Listings of boxed layout items

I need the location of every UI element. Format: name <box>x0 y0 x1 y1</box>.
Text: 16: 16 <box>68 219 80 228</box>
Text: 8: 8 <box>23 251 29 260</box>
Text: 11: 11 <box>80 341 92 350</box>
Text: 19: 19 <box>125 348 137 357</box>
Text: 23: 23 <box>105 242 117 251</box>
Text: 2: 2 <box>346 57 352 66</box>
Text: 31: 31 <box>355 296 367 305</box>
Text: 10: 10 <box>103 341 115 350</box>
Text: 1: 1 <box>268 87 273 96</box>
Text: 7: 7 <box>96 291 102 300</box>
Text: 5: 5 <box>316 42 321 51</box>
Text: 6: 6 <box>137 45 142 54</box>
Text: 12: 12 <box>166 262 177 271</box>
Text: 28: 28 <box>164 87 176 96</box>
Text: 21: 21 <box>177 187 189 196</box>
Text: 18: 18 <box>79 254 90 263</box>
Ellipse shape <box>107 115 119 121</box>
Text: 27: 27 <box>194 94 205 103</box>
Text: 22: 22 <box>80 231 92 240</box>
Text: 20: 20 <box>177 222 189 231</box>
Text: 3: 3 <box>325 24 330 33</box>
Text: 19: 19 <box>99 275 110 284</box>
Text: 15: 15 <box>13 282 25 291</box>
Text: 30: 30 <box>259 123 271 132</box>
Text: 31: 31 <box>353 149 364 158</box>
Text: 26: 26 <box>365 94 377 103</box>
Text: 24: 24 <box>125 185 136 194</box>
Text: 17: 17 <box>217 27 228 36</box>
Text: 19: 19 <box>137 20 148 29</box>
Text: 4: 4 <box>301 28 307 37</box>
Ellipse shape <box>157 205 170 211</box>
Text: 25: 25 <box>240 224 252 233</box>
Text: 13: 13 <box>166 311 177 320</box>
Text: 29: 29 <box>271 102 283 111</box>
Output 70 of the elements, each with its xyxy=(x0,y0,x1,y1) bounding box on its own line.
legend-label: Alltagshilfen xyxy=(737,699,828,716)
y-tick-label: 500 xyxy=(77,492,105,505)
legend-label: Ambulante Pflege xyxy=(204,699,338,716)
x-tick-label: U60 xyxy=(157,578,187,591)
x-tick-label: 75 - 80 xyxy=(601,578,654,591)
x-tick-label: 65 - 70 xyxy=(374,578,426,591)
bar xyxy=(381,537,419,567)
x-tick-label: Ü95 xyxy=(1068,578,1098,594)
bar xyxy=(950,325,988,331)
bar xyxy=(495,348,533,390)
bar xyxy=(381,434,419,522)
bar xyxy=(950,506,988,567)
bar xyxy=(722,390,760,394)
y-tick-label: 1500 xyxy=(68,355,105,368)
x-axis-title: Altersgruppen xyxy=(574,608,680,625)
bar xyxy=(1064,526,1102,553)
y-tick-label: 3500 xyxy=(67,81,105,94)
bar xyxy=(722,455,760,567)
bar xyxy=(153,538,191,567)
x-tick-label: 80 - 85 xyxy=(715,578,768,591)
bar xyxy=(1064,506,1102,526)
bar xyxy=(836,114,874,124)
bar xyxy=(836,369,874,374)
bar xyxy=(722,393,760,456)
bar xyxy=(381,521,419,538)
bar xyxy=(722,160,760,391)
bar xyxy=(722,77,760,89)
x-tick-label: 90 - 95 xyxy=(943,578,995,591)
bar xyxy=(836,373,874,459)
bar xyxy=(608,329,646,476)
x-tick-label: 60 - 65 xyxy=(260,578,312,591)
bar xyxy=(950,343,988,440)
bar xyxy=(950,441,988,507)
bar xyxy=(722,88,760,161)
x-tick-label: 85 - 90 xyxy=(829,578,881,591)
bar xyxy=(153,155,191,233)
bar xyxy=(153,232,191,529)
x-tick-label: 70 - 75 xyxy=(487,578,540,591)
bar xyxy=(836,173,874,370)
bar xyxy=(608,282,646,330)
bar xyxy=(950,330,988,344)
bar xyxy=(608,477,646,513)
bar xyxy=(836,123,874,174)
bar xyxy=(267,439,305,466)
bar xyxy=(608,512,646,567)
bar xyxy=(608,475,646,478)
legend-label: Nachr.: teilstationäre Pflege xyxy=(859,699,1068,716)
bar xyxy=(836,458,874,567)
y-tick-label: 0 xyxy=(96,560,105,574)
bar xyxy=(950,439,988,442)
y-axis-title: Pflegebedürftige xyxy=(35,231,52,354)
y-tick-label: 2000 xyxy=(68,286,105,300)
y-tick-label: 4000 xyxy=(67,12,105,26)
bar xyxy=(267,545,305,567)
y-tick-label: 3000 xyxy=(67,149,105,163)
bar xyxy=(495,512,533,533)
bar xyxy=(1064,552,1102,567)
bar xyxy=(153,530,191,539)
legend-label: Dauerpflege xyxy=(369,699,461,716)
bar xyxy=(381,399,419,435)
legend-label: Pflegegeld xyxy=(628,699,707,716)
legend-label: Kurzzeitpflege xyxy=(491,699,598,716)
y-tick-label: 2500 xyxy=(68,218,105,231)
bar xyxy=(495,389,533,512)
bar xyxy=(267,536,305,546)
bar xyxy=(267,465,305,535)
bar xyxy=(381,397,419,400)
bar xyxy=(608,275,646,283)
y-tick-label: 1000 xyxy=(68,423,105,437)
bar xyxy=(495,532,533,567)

| GOAL OF THE EXERCISE |
Starting from the first line and stopping after the line containing "Text: 19: 19 <box>125 348 137 357</box>", give these lines as a JSON list of strings with one string per line, leaving out any blank lines.

| ANSWER TO THIS PROBLEM |
[
  "I need the location of every UI element. Format: name <box>x0 y0 x1 y1</box>.",
  "Text: 16: 16 <box>68 219 80 228</box>",
  "Text: 8: 8 <box>23 251 29 260</box>",
  "Text: 11: 11 <box>80 341 92 350</box>",
  "Text: 19: 19 <box>125 348 137 357</box>"
]